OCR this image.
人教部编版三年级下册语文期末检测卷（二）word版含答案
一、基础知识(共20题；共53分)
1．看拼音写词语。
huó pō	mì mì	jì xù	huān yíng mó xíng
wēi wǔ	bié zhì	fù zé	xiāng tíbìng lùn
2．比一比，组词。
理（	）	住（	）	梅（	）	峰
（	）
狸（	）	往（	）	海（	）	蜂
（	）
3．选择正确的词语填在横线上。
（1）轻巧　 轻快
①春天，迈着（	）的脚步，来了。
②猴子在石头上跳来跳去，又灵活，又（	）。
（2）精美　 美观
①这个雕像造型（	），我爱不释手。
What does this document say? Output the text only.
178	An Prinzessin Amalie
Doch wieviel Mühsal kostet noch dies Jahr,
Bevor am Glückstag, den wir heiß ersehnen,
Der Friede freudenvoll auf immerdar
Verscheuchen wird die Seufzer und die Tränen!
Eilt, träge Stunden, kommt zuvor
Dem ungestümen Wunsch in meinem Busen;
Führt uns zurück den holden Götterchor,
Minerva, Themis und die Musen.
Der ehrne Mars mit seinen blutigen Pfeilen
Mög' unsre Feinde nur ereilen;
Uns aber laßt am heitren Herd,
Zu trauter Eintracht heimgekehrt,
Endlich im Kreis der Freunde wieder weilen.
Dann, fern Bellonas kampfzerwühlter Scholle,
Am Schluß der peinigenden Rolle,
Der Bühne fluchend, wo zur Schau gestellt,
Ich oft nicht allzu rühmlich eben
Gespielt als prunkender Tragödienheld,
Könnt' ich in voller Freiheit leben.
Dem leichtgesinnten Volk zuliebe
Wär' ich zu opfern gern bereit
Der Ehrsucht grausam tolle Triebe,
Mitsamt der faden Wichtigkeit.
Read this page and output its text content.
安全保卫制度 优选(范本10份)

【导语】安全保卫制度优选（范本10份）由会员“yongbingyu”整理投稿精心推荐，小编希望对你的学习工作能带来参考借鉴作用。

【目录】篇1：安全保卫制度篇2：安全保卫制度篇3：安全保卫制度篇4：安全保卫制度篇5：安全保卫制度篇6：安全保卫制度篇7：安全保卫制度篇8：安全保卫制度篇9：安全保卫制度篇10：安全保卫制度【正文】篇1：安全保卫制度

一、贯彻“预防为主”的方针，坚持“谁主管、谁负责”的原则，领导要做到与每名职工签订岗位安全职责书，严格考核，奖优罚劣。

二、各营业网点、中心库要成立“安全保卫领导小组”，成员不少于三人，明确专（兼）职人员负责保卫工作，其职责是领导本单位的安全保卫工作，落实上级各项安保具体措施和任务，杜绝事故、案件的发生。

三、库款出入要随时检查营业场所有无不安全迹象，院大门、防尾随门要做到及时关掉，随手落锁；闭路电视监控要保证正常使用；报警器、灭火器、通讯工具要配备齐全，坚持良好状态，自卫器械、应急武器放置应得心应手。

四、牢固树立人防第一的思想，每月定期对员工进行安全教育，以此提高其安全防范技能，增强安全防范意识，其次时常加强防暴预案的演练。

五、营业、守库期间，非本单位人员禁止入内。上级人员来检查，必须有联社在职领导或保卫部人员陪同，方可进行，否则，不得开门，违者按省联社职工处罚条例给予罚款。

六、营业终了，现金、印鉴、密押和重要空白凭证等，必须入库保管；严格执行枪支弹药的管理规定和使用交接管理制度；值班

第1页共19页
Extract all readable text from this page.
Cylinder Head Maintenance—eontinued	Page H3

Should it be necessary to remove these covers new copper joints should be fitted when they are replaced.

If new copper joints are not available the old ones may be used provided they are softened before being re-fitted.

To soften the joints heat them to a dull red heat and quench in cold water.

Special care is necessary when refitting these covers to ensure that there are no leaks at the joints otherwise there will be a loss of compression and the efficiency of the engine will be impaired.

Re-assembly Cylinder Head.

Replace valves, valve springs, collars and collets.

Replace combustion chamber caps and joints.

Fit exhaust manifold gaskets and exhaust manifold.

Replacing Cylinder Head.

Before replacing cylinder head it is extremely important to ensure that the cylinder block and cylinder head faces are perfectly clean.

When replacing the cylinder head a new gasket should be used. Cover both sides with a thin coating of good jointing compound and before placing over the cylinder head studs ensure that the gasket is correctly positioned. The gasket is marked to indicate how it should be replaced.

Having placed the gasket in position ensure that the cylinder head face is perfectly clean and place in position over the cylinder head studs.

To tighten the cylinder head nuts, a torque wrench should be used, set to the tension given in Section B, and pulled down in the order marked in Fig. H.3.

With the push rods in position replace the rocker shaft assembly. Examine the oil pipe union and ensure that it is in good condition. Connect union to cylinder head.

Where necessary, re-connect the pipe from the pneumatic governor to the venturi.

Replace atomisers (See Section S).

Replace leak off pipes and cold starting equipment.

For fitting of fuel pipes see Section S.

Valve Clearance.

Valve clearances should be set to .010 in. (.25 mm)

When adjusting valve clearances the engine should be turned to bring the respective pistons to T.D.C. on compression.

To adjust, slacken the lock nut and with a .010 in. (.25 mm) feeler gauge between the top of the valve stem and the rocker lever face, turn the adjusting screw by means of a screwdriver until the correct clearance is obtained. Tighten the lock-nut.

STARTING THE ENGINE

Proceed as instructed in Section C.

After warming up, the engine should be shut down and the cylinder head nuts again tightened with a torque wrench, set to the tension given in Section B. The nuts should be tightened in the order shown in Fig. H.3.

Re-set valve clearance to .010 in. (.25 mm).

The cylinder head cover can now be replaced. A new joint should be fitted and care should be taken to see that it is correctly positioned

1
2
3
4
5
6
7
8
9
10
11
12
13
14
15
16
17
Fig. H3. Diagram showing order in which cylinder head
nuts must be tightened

CHALLENGE - Determine the number of lines in the listing that hold the word "necessary", and supply that number and nothing further.

SOLUTION TO THIS EXERCISE - 3